--- start of Data provided ---

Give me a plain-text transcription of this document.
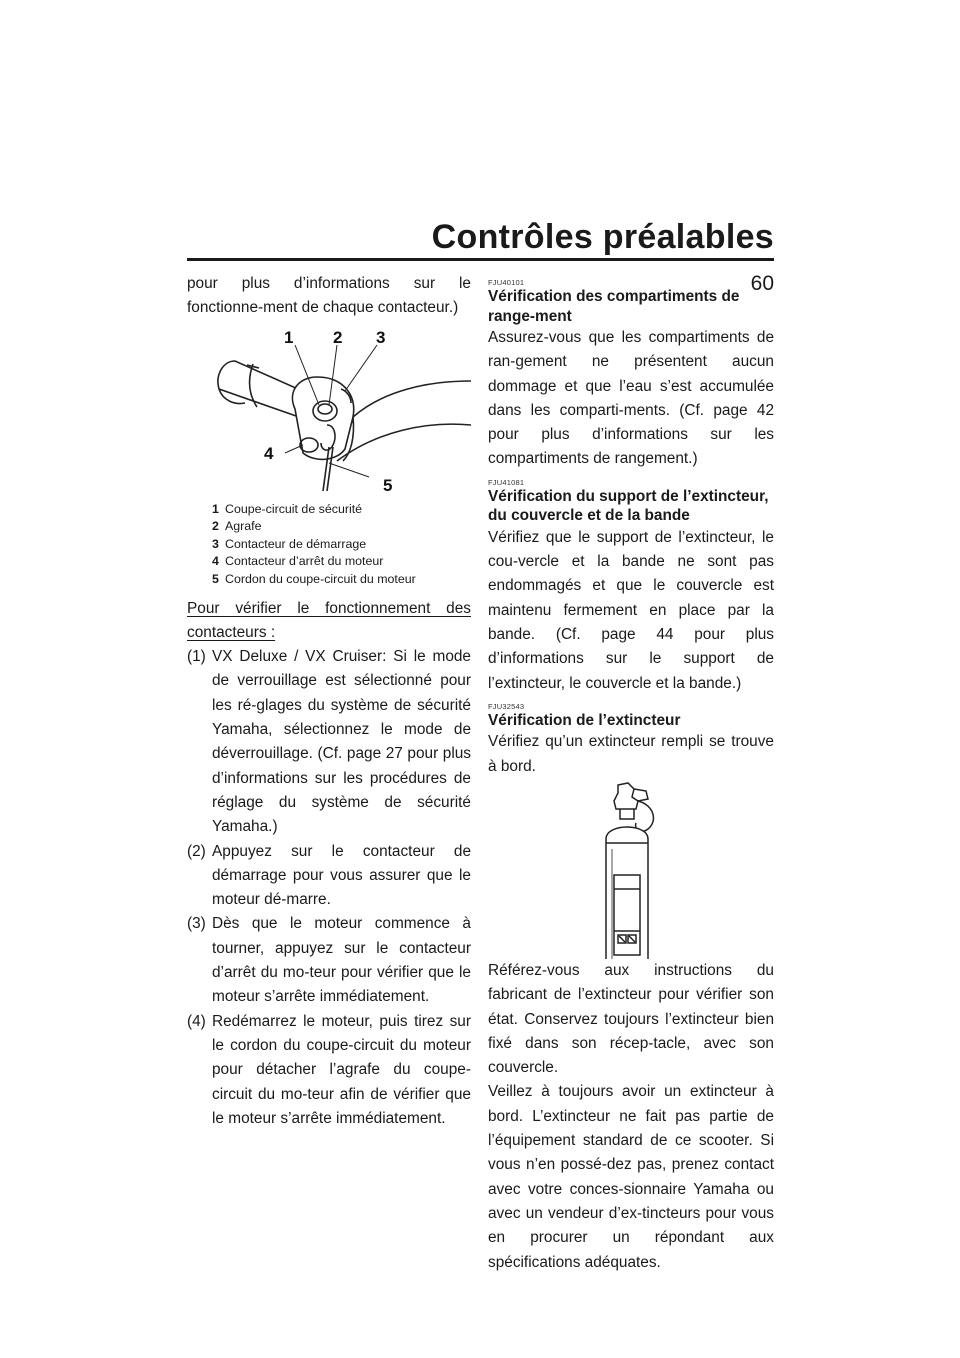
Contrôles préalables
60

pour plus d’informations sur le fonctionne-ment de chaque contacteur.)

1 2 3
4
5
1 Coupe-circuit de sécurité
2 Agrafe
3 Contacteur de démarrage
4 Contacteur d’arrêt du moteur
5 Cordon du coupe-circuit du moteur

Pour vérifier le fonctionnement des

contacteurs :

(1) VX Deluxe / VX Cruiser: Si le mode de verrouillage est sélectionné pour les ré-glages du système de sécurité Yamaha, sélectionnez le mode de déverrouillage. (Cf. page 27 pour plus d’informations sur les procédures de réglage du système de sécurité Yamaha.)
(2) Appuyez sur le contacteur de démarrage pour vous assurer que le moteur dé-marre.
(3) Dès que le moteur commence à tourner, appuyez sur le contacteur d’arrêt du mo-teur pour vérifier que le moteur s’arrête immédiatement.
(4) Redémarrez le moteur, puis tirez sur le cordon du coupe-circuit du moteur pour détacher l’agrafe du coupe-circuit du mo-teur afin de vérifier que le moteur s’arrête immédiatement.
FJU40101
Vérification des compartiments de range-ment

Assurez-vous que les compartiments de ran-gement ne présentent aucun dommage et que l’eau s’est accumulée dans les comparti-ments. (Cf. page 42 pour plus d’informations sur les compartiments de rangement.)

FJU41081
Vérification du support de l’extincteur, du couvercle et de la bande

Vérifiez que le support de l’extincteur, le cou-vercle et la bande ne sont pas endommagés et que le couvercle est maintenu fermement en place par la bande. (Cf. page 44 pour plus d’informations sur le support de l’extincteur, le couvercle et la bande.)

FJU32543
Vérification de l’extincteur

Vérifiez qu’un extincteur rempli se trouve à bord.

Référez-vous aux instructions du fabricant de l’extincteur pour vérifier son état. Conservez toujours l’extincteur bien fixé dans son récep-tacle, avec son couvercle.

Veillez à toujours avoir un extincteur à bord. L’extincteur ne fait pas partie de l’équipement standard de ce scooter. Si vous n’en possé-dez pas, prenez contact avec votre conces-sionnaire Yamaha ou avec un vendeur d’ex-tincteurs pour vous en procurer un répondant aux spécifications adéquates.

--- end of Data provided ---

◆ Job ◆
Quote the entries above word for word. Leave the images out.

◆ Expected answer ◆
Give me a plain-text transcription of this document.
Contrôles préalables
60

pour plus d’informations sur le fonctionne-ment de chaque contacteur.)

1 2 3
4
5
1 Coupe-circuit de sécurité
2 Agrafe
3 Contacteur de démarrage
4 Contacteur d’arrêt du moteur
5 Cordon du coupe-circuit du moteur

Pour vérifier le fonctionnement des

contacteurs :

(1) VX Deluxe / VX Cruiser: Si le mode de verrouillage est sélectionné pour les ré-glages du système de sécurité Yamaha, sélectionnez le mode de déverrouillage. (Cf. page 27 pour plus d’informations sur les procédures de réglage du système de sécurité Yamaha.)
(2) Appuyez sur le contacteur de démarrage pour vous assurer que le moteur dé-marre.
(3) Dès que le moteur commence à tourner, appuyez sur le contacteur d’arrêt du mo-teur pour vérifier que le moteur s’arrête immédiatement.
(4) Redémarrez le moteur, puis tirez sur le cordon du coupe-circuit du moteur pour détacher l’agrafe du coupe-circuit du mo-teur afin de vérifier que le moteur s’arrête immédiatement.
FJU40101
Vérification des compartiments de range-ment

Assurez-vous que les compartiments de ran-gement ne présentent aucun dommage et que l’eau s’est accumulée dans les comparti-ments. (Cf. page 42 pour plus d’informations sur les compartiments de rangement.)

FJU41081
Vérification du support de l’extincteur, du couvercle et de la bande

Vérifiez que le support de l’extincteur, le cou-vercle et la bande ne sont pas endommagés et que le couvercle est maintenu fermement en place par la bande. (Cf. page 44 pour plus d’informations sur le support de l’extincteur, le couvercle et la bande.)

FJU32543
Vérification de l’extincteur

Vérifiez qu’un extincteur rempli se trouve à bord.

Référez-vous aux instructions du fabricant de l’extincteur pour vérifier son état. Conservez toujours l’extincteur bien fixé dans son récep-tacle, avec son couvercle.

Veillez à toujours avoir un extincteur à bord. L’extincteur ne fait pas partie de l’équipement standard de ce scooter. Si vous n’en possé-dez pas, prenez contact avec votre conces-sionnaire Yamaha ou avec un vendeur d’ex-tincteurs pour vous en procurer un répondant aux spécifications adéquates.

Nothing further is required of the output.